_Travail à réaliser:_
- A) Indiquez si chacune des affirmations suivantes concorde avec l'extrait sur la chronologie des médias, en répondant par oui ou par non et en citant mot pour mot les termes qui tranchent.
(i) L'accord actuel a été signé le 24 janvier 2022 au Ministère de la Culture.
(ii) Les accords interprofessionnels ne s'appliquent qu'aux plateformes qui les ont signés.
(iii) La télévision payante dispose de sa fenêtre avant la vidéo à la demande à l'acte.
- B) Répondez aux questions suivantes à l'aide de l'extrait sur la chronologie des médias.
(i) Quel diffuseur bénéficie de la fenêtre la plus courte ?
(ii) À combien de mois après la sortie en salles la fenêtre de Disney+ a-t-elle été ramenée en 2025 ?
(iii) Quelle part de son chiffre d'affaires réalisé en France Disney+ destine-t-il spécifiquement au cinéma ?
- C) Poursuivez l'extrait sur la chronologie des médias à partir de la dernière phrase.

_Extrait:_
══════════
Un système hérité de longues négociations, pas un caprice de studio

La version actuelle du dispositif date d’un accord signé le 24 janvier 2022 au Ministère de la Culture, après une longue série de négociations qui a abouti à la signature au Ministère de la Culture d’un nouvel accord sur la chronologie des Médias. Le principe reste simple à comprendre, même s’il tient sur plusieurs paliers : chaque support de diffusion des films dispose d’une fenêtre d’exploitation exclusive, qui s’ouvre après un délai défini à partir de la sortie en salle, avec un ordre de passage toujours identique : salles de cinéma en première fenêtre, puis vidéo à la demande à l’acte, puis télévision payante, et enfin télévision gratuite.

La nouveauté de cet accord, c’est justement d’avoir fait entrer les plateformes de streaming dans cette mécanique, qui jusque-là ne concernait que la télévision et la vidéo. En échange d’un accès plus rapide aux films, Netflix, Disney+ ou Amazon Prime Video se sont engagés à financer la production cinématographique française. Les fenêtres d’exploitation pour les services de SVOD se greffent dans ce calendrier, à des positions variables selon les accords interprofessionnels conclus avec les organisations du cinéma français, et ces accords sont ensuite étendus par arrêté à l’ensemble de la profession, y compris aux non-signataires. Concrètement, même une plateforme qui n’a rien signé se retrouve soumise au délai plancher fixé par le texte homologué. C’est précisément ce mécanisme qui explique pourquoi tout le monde, signataire ou non, patiente au minimum 17 mois.

Plus tu investis dans le cinéma français, plus tu diffuses tôt

Le calcul est presque mathématique : la fenêtre s’ouvre plus tôt pour les diffuseurs qui mettent la main au portefeuille. Canal+, historiquement le partenaire le plus engagé du cinéma français, bénéficie de la fenêtre la plus courte. Disney+ a créé la surprise en 2025 en acceptant un accord inédit réduisant sa fenêtre de diffusion de 17 à seulement 9 mois après la sortie en salles, en contrepartie d’un investissement porté à 25% de son chiffre d’affaires réalisé en France, dont 14% spécifiquement fléchés vers le cinéma. Un virage stratégique assumé, puisque le groupe américain jugeait jusque-là le système « inéquitable, contraignante et inadaptée (…) à l’évolution des modes de consommation des films ».
══════════
_Données à examiner:_

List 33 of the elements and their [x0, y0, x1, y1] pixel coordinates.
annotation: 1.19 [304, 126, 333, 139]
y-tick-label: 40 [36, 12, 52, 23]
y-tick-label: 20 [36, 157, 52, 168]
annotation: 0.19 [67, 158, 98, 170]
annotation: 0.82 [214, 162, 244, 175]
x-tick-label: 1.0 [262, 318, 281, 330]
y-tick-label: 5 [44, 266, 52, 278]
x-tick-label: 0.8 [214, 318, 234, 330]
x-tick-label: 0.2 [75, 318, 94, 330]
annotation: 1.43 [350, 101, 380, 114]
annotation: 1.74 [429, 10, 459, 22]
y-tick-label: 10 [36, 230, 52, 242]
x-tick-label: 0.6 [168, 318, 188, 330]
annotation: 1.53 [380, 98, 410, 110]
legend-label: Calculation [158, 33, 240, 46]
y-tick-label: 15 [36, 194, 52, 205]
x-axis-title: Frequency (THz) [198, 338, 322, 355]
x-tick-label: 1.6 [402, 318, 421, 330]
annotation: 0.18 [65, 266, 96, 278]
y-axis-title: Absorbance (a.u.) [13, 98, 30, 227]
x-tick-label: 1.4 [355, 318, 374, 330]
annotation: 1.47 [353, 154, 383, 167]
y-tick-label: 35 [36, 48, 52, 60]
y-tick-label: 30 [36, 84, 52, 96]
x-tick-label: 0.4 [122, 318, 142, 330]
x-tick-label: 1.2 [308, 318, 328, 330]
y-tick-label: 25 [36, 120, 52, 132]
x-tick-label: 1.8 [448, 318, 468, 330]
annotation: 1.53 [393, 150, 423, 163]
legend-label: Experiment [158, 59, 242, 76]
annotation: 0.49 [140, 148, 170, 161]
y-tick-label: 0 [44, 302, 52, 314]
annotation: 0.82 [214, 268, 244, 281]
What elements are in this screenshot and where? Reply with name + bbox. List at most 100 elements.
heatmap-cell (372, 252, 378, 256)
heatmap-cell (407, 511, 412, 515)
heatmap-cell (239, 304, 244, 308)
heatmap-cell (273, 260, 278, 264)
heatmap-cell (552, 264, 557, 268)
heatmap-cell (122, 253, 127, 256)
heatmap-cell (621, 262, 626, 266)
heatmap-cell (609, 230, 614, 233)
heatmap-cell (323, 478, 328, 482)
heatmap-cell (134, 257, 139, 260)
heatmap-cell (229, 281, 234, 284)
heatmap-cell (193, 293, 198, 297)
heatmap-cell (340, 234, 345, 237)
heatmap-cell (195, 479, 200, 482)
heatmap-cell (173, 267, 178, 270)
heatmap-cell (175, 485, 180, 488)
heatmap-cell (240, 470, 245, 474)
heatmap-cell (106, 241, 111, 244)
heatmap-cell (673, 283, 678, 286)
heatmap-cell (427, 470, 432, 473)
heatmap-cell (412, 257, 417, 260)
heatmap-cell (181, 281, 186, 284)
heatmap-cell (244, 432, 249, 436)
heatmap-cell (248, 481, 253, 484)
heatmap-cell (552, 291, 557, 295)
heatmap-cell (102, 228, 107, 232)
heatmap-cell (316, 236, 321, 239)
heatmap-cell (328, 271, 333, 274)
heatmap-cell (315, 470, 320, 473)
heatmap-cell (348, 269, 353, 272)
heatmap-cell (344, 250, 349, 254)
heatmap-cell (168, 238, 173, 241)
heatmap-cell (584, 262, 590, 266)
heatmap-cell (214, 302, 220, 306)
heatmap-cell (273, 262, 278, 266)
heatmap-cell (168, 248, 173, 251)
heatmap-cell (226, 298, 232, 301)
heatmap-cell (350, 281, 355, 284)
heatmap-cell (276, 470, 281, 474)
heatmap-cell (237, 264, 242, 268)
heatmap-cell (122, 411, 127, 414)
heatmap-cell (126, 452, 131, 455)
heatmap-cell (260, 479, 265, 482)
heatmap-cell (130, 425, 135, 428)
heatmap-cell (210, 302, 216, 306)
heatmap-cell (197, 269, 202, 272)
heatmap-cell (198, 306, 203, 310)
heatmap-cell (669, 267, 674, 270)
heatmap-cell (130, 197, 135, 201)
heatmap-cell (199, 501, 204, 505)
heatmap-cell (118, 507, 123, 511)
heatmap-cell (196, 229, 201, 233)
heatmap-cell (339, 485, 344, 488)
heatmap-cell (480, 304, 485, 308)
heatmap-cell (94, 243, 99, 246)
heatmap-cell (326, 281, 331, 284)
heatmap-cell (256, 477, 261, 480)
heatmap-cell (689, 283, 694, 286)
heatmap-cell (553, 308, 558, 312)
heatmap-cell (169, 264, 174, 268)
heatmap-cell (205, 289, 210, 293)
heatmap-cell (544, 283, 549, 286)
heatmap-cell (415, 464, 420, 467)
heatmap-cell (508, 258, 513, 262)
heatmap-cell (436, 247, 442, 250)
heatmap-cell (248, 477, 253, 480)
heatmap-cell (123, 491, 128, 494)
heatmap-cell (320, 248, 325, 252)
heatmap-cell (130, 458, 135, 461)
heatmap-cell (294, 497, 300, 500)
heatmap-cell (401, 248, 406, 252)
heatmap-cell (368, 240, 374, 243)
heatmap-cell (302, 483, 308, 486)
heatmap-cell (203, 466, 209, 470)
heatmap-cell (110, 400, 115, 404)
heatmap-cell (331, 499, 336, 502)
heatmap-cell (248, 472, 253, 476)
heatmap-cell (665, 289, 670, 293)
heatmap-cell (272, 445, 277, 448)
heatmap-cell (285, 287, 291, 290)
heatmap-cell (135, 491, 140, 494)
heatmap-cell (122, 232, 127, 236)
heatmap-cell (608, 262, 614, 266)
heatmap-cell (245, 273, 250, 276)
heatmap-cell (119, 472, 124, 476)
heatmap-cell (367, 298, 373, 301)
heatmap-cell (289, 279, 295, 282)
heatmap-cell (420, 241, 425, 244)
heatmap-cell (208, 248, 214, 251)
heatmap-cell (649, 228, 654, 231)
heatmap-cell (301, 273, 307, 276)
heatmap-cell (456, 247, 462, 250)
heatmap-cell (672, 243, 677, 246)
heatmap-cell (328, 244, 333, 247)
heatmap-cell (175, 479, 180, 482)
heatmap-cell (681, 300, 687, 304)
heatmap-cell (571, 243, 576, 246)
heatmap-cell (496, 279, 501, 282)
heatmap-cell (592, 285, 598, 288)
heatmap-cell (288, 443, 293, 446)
══════════
_Réponses attendues:_
- A)
(i) Oui : « La version actuelle du dispositif date d’un accord signé le 24 janvier 2022 au Ministère de la Culture ».
(ii) Non : « ces accords sont ensuite étendus par arrêté à l’ensemble de la profession, y compris aux non-signataires ».
(iii) Non : « salles de cinéma en première fenêtre, puis vidéo à la demande à l’acte, puis télévision payante ».

- B)
(i) Canal+.
(ii) À 9 mois.
(iii) 14%.

- C)
Netflix, de son côté, a connu le chemin inverse. La plateforme avait négocié dès 2022 un accès à 15 mois grâce à ses engagements financiers. Mais l’accord qui lui permettait de se situer avant les autres plateformes est arrivé à expiration le 31 décembre 2025 et n’a pas été renouvelé : elle se trouve donc au niveau des autres services, avec une fenêtre à 17 mois. ce n’est pas Netflix qui traîne des pieds par mauvaise volonté : c’est l’absence de nouvel accord signé qui la fait automatiquement retomber sur le délai plancher prévu par le texte homologué. Le groupe est allé jusqu’à contester ce cadre juridique devant le Conseil d’État en avril 2025, preuve que le sujet reste hautement conflictuel entre plateformes et représentants du cinéma français.

Pourquoi personne ne raccourcit ces délais du jour au lendemain

Ce système protège d’abord un maillon fragile : la salle de cinéma. L’exclusivité initiale garantie aux salles vise à préserver leur fréquentation face à la concurrence directe du streaming à domicile. Ensuite, cette chronologie sert de levier de financement : sans engagement d’investissement dans la création française, pas d’accès anticipé. C’est ce donnant-donnant qui explique pourquoi Disney+ a accepté de payer davantage pour diffuser plus vite, quand Netflix a préféré ne pas prolonger son engagement financier et se retrouve, du coup, avec un délai plus long.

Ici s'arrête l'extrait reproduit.